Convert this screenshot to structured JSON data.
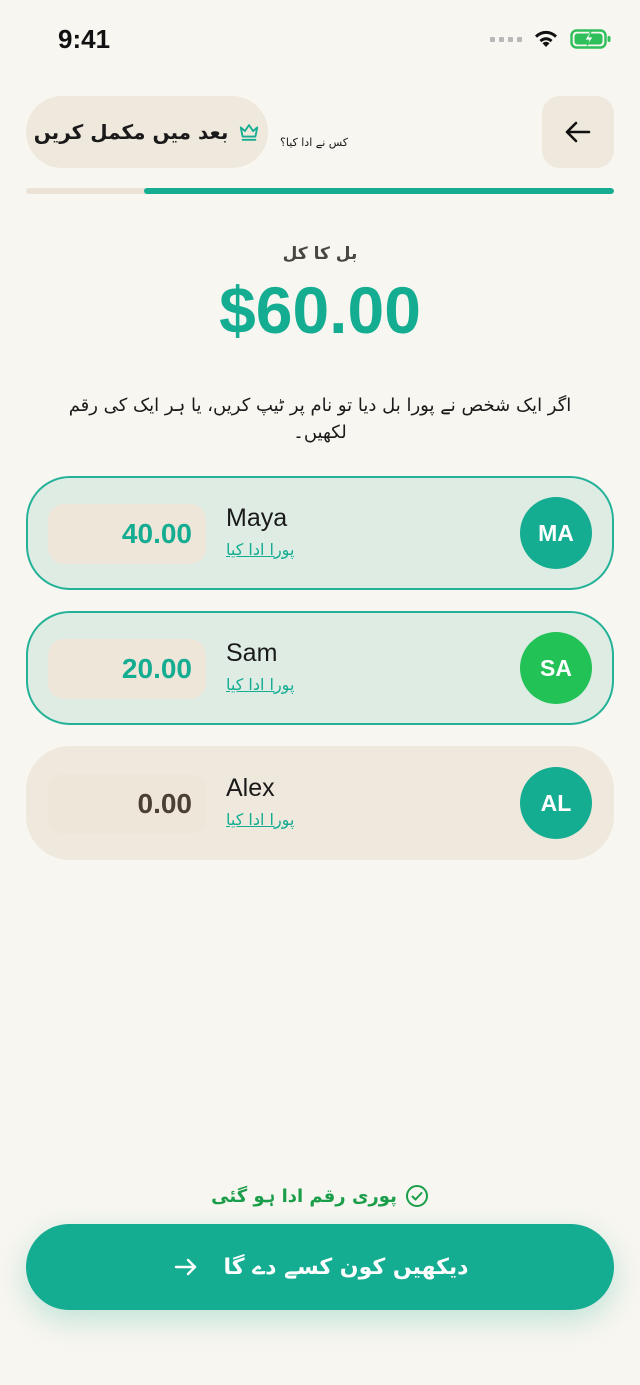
{
  "status": {
    "time": "9:41"
  },
  "header": {
    "finish_later": "بعد میں مکمل کریں",
    "title": "کس نے ادا کیا؟"
  },
  "progress": {
    "value": 0.8
  },
  "bill": {
    "total_label": "بل کا کل",
    "total_amount": "$60.00",
    "instructions": "اگر ایک شخص نے پورا بل دیا تو نام پر ٹیپ کریں، یا ہر ایک کی رقم لکھیں۔"
  },
  "people": [
    {
      "name": "Maya",
      "initials": "MA",
      "amount": "40.00",
      "paid_full_label": "پورا ادا کیا",
      "avatar_color": "#14ad92"
    },
    {
      "name": "Sam",
      "initials": "SA",
      "amount": "20.00",
      "paid_full_label": "پورا ادا کیا",
      "avatar_color": "#23c257"
    },
    {
      "name": "Alex",
      "initials": "AL",
      "amount": "0.00",
      "paid_full_label": "پورا ادا کیا",
      "avatar_color": "#14ad92"
    }
  ],
  "footer": {
    "fully_paid": "پوری رقم ادا ہو گئی",
    "cta": "دیکھیں کون کسے دے گا"
  },
  "icons": {
    "back": "arrow-left-icon",
    "crown": "crown-icon",
    "check": "check-circle-icon",
    "cta_arrow": "arrow-right-icon"
  },
  "colors": {
    "accent": "#14ad92",
    "background": "#f8f6f0",
    "surface": "#efe8dc",
    "success": "#1a9e4a"
  }
}
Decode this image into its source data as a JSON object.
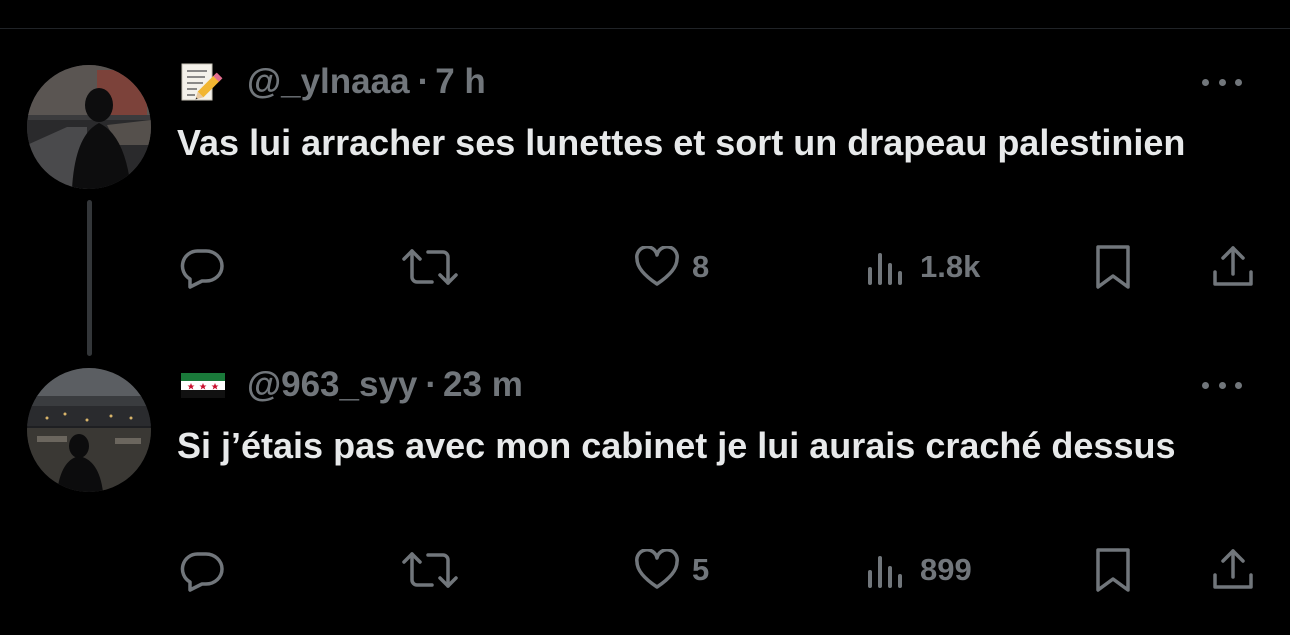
{
  "tweets": [
    {
      "emoji_icon": "memo-emoji",
      "handle": "@_ylnaaa",
      "separator": "·",
      "time": "7 h",
      "text": "Vas lui arracher ses lunettes et sort un drapeau palestinien",
      "likes": "8",
      "views": "1.8k"
    },
    {
      "emoji_icon": "syria-flag-emoji",
      "handle": "@963_syy",
      "separator": "·",
      "time": "23 m",
      "text": "Si j’étais pas avec mon cabinet je lui aurais craché dessus",
      "likes": "5",
      "views": "899"
    }
  ],
  "colors": {
    "background": "#000000",
    "text": "#e7e9ea",
    "secondary": "#71767b",
    "thread_line": "#333639"
  }
}
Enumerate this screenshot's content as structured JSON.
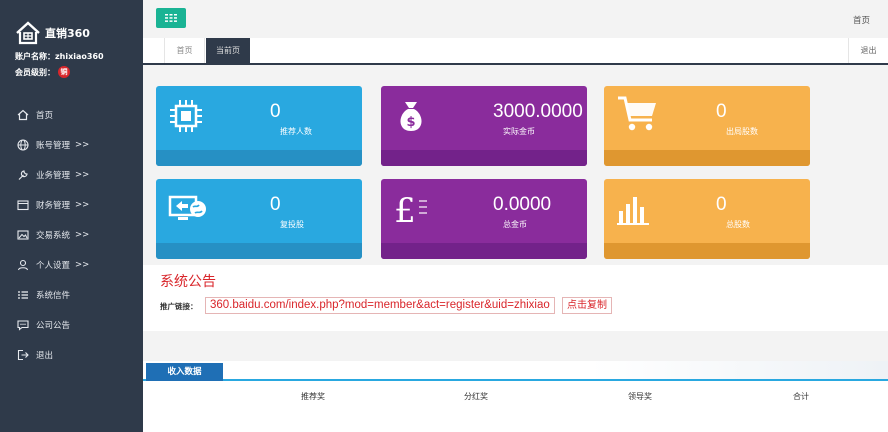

■ Exercise objective
Pick up at the line that holds "Decode this image" and restate each line, word for word, through the last line of the entries. Include both end lines but none of the pictures.

■ The result
Decode this image into its source data as a JSON object.
{
  "tweets": [
    {
      "emoji_icon": "memo-emoji",
      "handle": "@_ylnaaa",
      "separator": "·",
      "time": "7 h",
      "text": "Vas lui arracher ses lunettes et sort un drapeau palestinien",
      "likes": "8",
      "views": "1.8k"
    },
    {
      "emoji_icon": "syria-flag-emoji",
      "handle": "@963_syy",
      "separator": "·",
      "time": "23 m",
      "text": "Si j’étais pas avec mon cabinet je lui aurais craché dessus",
      "likes": "5",
      "views": "899"
    }
  ],
  "colors": {
    "background": "#000000",
    "text": "#e7e9ea",
    "secondary": "#71767b",
    "thread_line": "#333639"
  }
}
Enumerate this screenshot's content as structured JSON.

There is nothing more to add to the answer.